- [Task description] From the listing, collect all lines containing the word "указанные".

(Collected data entries)
◆ ◆ ◆ ◆

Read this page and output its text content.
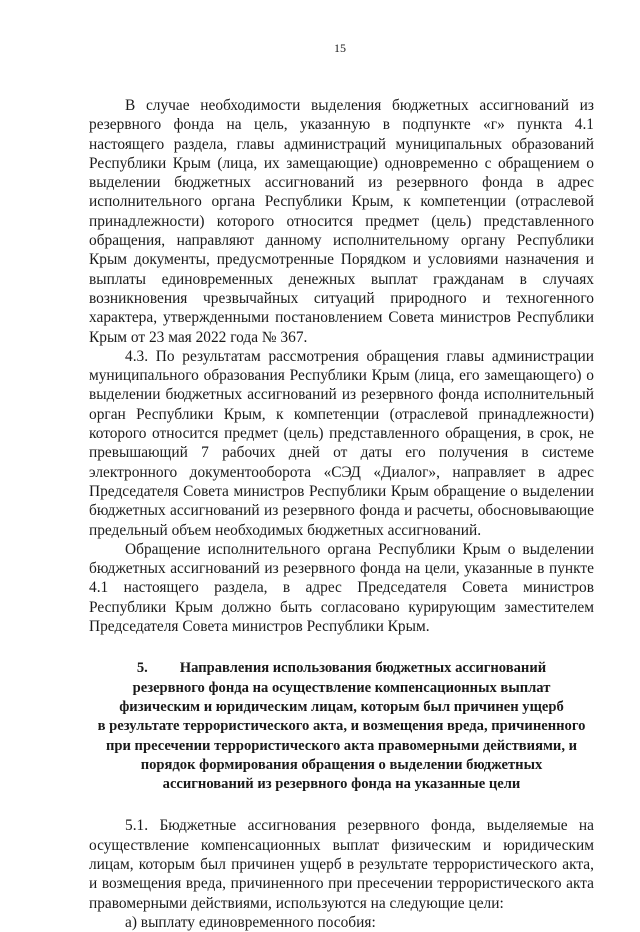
15

В случае необходимости выделения бюджетных ассигнований из резервного фонда на цель, указанную в подпункте «г» пункта 4.1 настоящего раздела, главы администраций муниципальных образований Республики Крым (лица, их замещающие) одновременно с обращением о выделении бюджетных ассигнований из резервного фонда в адрес исполнительного органа Республики Крым, к компетенции (отраслевой принадлежности) которого относится предмет (цель) представленного обращения, направляют данному исполнительному органу Республики Крым документы, предусмотренные Порядком и условиями назначения и выплаты единовременных денежных выплат гражданам в случаях возникновения чрезвычайных ситуаций природного и техногенного характера, утвержденными постановлением Совета министров Республики Крым от 23 мая 2022 года № 367.

4.3. По результатам рассмотрения обращения главы администрации муниципального образования Республики Крым (лица, его замещающего) о выделении бюджетных ассигнований из резервного фонда исполнительный орган Республики Крым, к компетенции (отраслевой принадлежности) которого относится предмет (цель) представленного обращения, в срок, не превышающий 7 рабочих дней от даты его получения в системе электронного документооборота «СЭД «Диалог», направляет в адрес Председателя Совета министров Республики Крым обращение о выделении бюджетных ассигнований из резервного фонда и расчеты, обосновывающие предельный объем необходимых бюджетных ассигнований.

Обращение исполнительного органа Республики Крым о выделении бюджетных ассигнований из резервного фонда на цели, указанные в пункте 4.1 настоящего раздела, в адрес Председателя Совета министров Республики Крым должно быть согласовано курирующим заместителем Председателя Совета министров Республики Крым.

5. Направления использования бюджетных ассигнований
резервного фонда на осуществление компенсационных выплат
физическим и юридическим лицам, которым был причинен ущерб
в результате террористического акта, и возмещения вреда, причиненного
при пресечении террористического акта правомерными действиями, и
порядок формирования обращения о выделении бюджетных
ассигнований из резервного фонда на указанные цели

5.1. Бюджетные ассигнования резервного фонда, выделяемые на осуществление компенсационных выплат физическим и юридическим лицам, которым был причинен ущерб в результате террористического акта, и возмещения вреда, причиненного при пресечении террористического акта правомерными действиями, используются на следующие цели:

а) выплату единовременного пособия:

◆ ◆ ◆ ◆

- [Output for this task]
Обращение исполнительного органа Республики Крым о выделении бюджетных ассигнований из резервного фонда на цели, указанные в пункте 4.1 настоящего раздела, в адрес Председателя Совета министров Республики Крым должно быть согласовано курирующим заместителем Председателя Совета министров Республики Крым.
ассигнований из резервного фонда на указанные цели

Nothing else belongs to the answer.